• **Data**

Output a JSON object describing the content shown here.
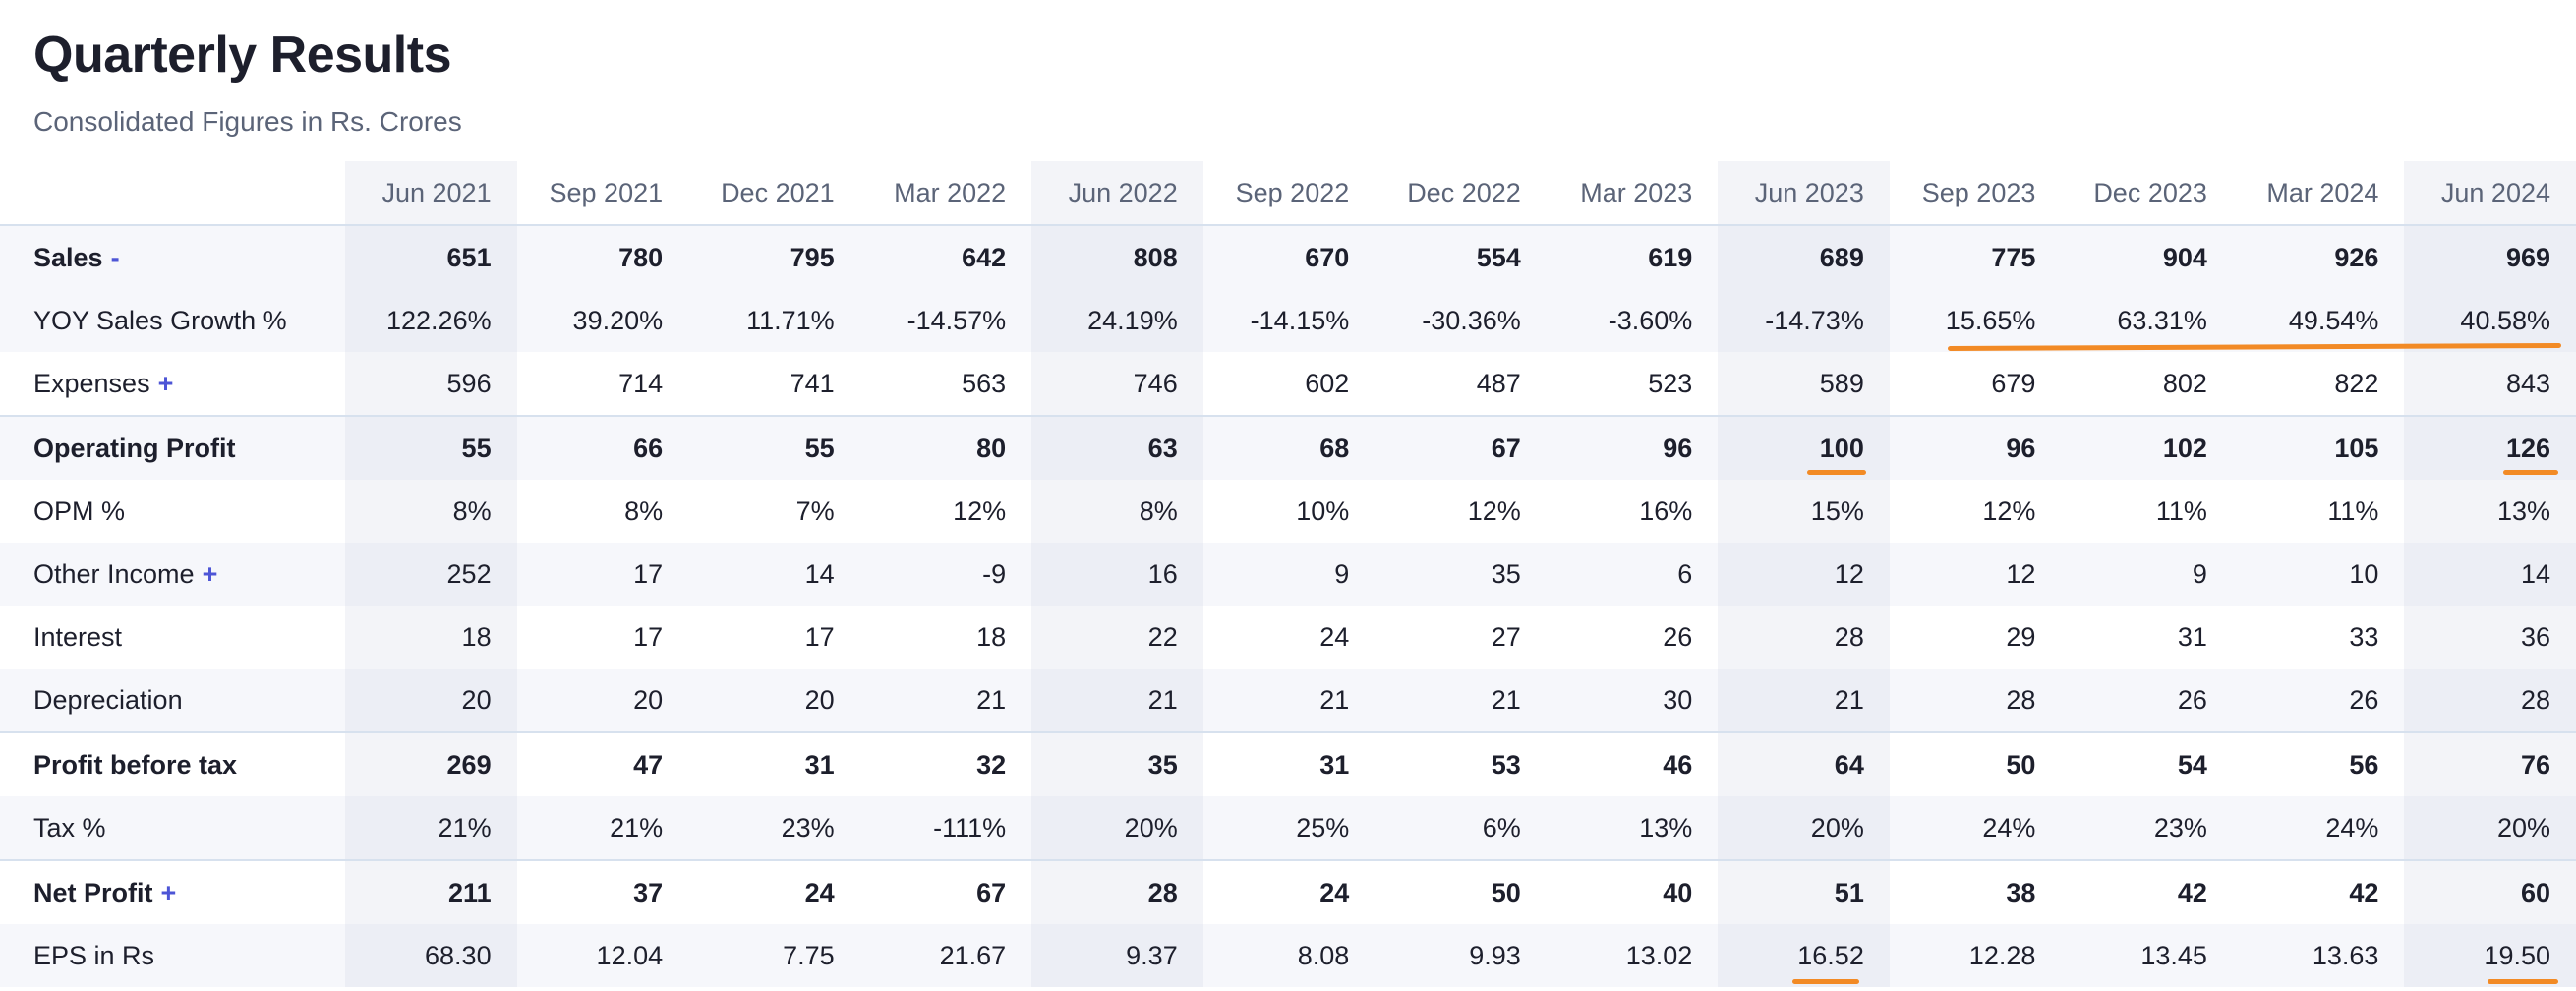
{
  "header": {
    "title": "Quarterly Results",
    "subtitle": "Consolidated Figures in Rs. Crores"
  },
  "table": {
    "columns": [
      "Jun 2021",
      "Sep 2021",
      "Dec 2021",
      "Mar 2022",
      "Jun 2022",
      "Sep 2022",
      "Dec 2022",
      "Mar 2023",
      "Jun 2023",
      "Sep 2023",
      "Dec 2023",
      "Mar 2024",
      "Jun 2024"
    ],
    "rows": [
      {
        "label": "Sales",
        "expand": "-",
        "values": [
          "651",
          "780",
          "795",
          "642",
          "808",
          "670",
          "554",
          "619",
          "689",
          "775",
          "904",
          "926",
          "969"
        ]
      },
      {
        "label": "YOY Sales Growth %",
        "expand": "",
        "values": [
          "122.26%",
          "39.20%",
          "11.71%",
          "-14.57%",
          "24.19%",
          "-14.15%",
          "-30.36%",
          "-3.60%",
          "-14.73%",
          "15.65%",
          "63.31%",
          "49.54%",
          "40.58%"
        ]
      },
      {
        "label": "Expenses",
        "expand": "+",
        "values": [
          "596",
          "714",
          "741",
          "563",
          "746",
          "602",
          "487",
          "523",
          "589",
          "679",
          "802",
          "822",
          "843"
        ]
      },
      {
        "label": "Operating Profit",
        "expand": "",
        "values": [
          "55",
          "66",
          "55",
          "80",
          "63",
          "68",
          "67",
          "96",
          "100",
          "96",
          "102",
          "105",
          "126"
        ]
      },
      {
        "label": "OPM %",
        "expand": "",
        "values": [
          "8%",
          "8%",
          "7%",
          "12%",
          "8%",
          "10%",
          "12%",
          "16%",
          "15%",
          "12%",
          "11%",
          "11%",
          "13%"
        ]
      },
      {
        "label": "Other Income",
        "expand": "+",
        "values": [
          "252",
          "17",
          "14",
          "-9",
          "16",
          "9",
          "35",
          "6",
          "12",
          "12",
          "9",
          "10",
          "14"
        ]
      },
      {
        "label": "Interest",
        "expand": "",
        "values": [
          "18",
          "17",
          "17",
          "18",
          "22",
          "24",
          "27",
          "26",
          "28",
          "29",
          "31",
          "33",
          "36"
        ]
      },
      {
        "label": "Depreciation",
        "expand": "",
        "values": [
          "20",
          "20",
          "20",
          "21",
          "21",
          "21",
          "21",
          "30",
          "21",
          "28",
          "26",
          "26",
          "28"
        ]
      },
      {
        "label": "Profit before tax",
        "expand": "",
        "values": [
          "269",
          "47",
          "31",
          "32",
          "35",
          "31",
          "53",
          "46",
          "64",
          "50",
          "54",
          "56",
          "76"
        ]
      },
      {
        "label": "Tax %",
        "expand": "",
        "values": [
          "21%",
          "21%",
          "23%",
          "-111%",
          "20%",
          "25%",
          "6%",
          "13%",
          "20%",
          "24%",
          "23%",
          "24%",
          "20%"
        ]
      },
      {
        "label": "Net Profit",
        "expand": "+",
        "values": [
          "211",
          "37",
          "24",
          "67",
          "28",
          "24",
          "50",
          "40",
          "51",
          "38",
          "42",
          "42",
          "60"
        ]
      },
      {
        "label": "EPS in Rs",
        "expand": "",
        "values": [
          "68.30",
          "12.04",
          "7.75",
          "21.67",
          "9.37",
          "8.08",
          "9.93",
          "13.02",
          "16.52",
          "12.28",
          "13.45",
          "13.63",
          "19.50"
        ]
      }
    ]
  },
  "annotations": {
    "color": "#f28a25"
  }
}
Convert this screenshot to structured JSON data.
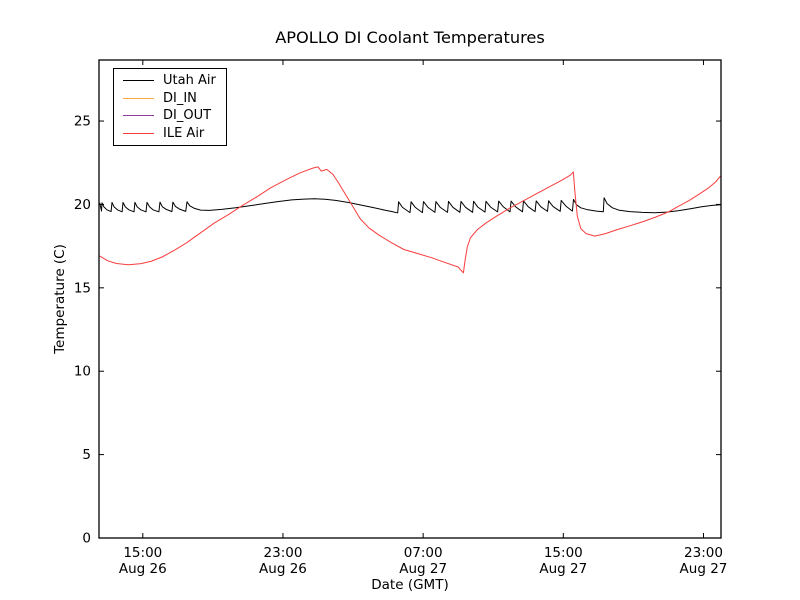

• **Problem statement**
Select every line above that contains the word "JSON", and copy it.

• **Reply to the exercise**
Output a JSON object describing the content shown here.
Convert this screenshot to structured JSON data.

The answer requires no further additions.